● Records for this exercise
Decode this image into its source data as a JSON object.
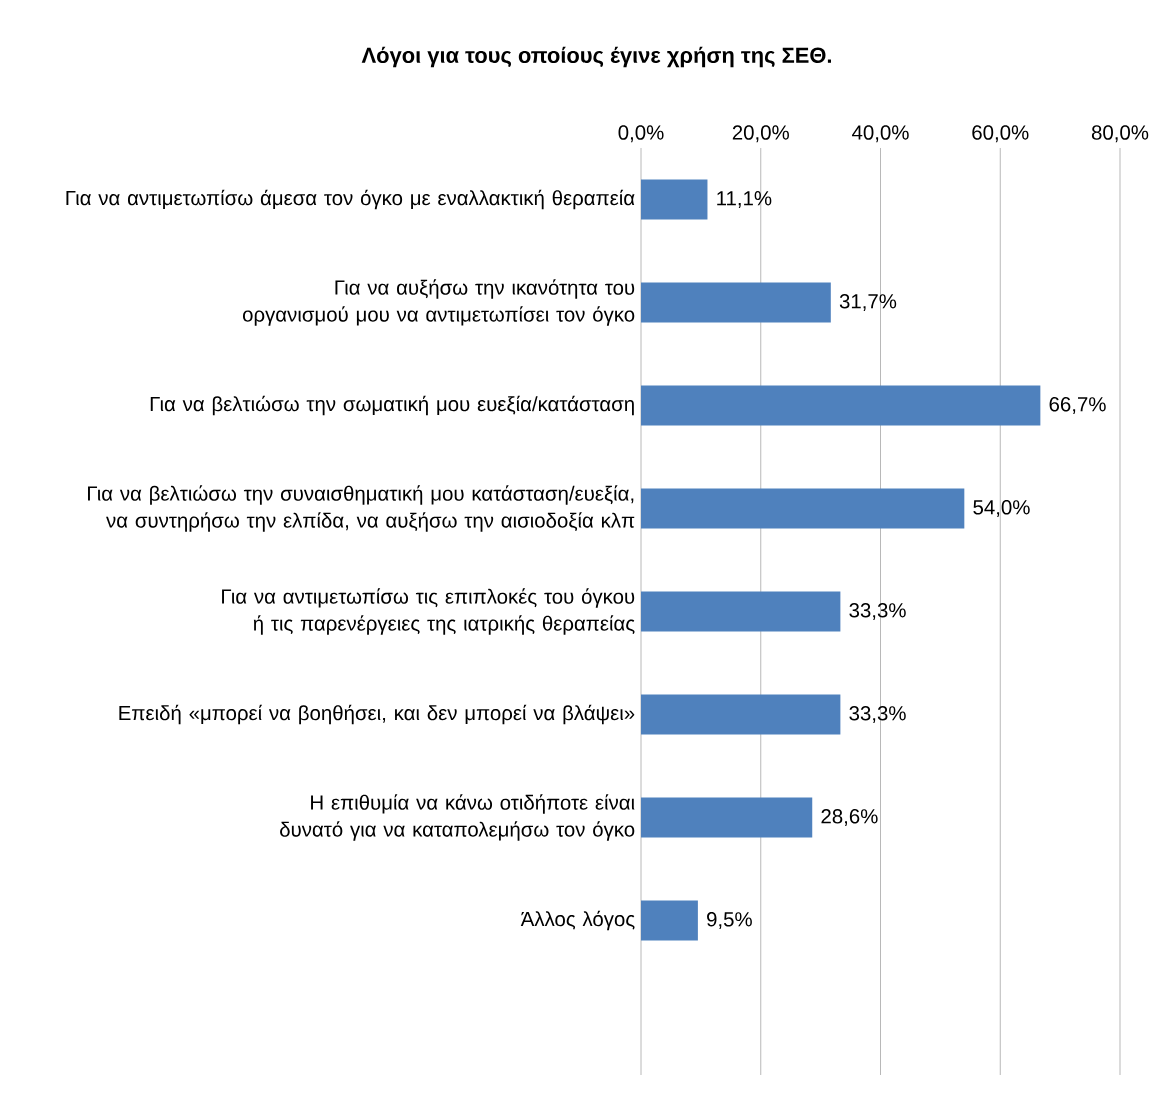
{
  "chart_data": {
    "type": "bar",
    "orientation": "horizontal",
    "title": "Λόγοι για τους οποίους έγινε χρήση της ΣΕΘ.",
    "categories": [
      "Για να αντιμετωπίσω άμεσα τον όγκο με εναλλακτική θεραπεία",
      "Για να αυξήσω την ικανότητα του οργανισμού μου να αντιμετωπίσει τον όγκο",
      "Για να βελτιώσω την σωματική μου ευεξία/κατάσταση",
      "Για να βελτιώσω την συναισθηματική μου κατάσταση/ευεξία, να συντηρήσω την ελπίδα, να αυξήσω την αισιοδοξία κλπ",
      "Για να αντιμετωπίσω τις επιπλοκές του όγκου ή τις παρενέργειες της ιατρικής θεραπείας",
      "Επειδή «μπορεί να βοηθήσει, και δεν μπορεί να βλάψει»",
      "Η επιθυμία να κάνω οτιδήποτε είναι δυνατό για να καταπολεμήσω τον όγκο",
      "Άλλος λόγος"
    ],
    "values": [
      11.1,
      31.7,
      66.7,
      54.0,
      33.3,
      33.3,
      28.6,
      9.5
    ],
    "value_labels": [
      "11,1%",
      "31,7%",
      "66,7%",
      "54,0%",
      "33,3%",
      "33,3%",
      "28,6%",
      "9,5%"
    ],
    "color": "#4f81bd",
    "xlim": [
      0,
      80
    ],
    "xticks": [
      {
        "value": 0,
        "label": "0,0%"
      },
      {
        "value": 20,
        "label": "20,0%"
      },
      {
        "value": 40,
        "label": "40,0%"
      },
      {
        "value": 60,
        "label": "60,0%"
      },
      {
        "value": 80,
        "label": "80,0%"
      }
    ],
    "grid": "x"
  }
}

● Requirement
In the records above, how many lines hold the string "βελτιώσω"? Reply with only the number.

● Answer for this exercise
2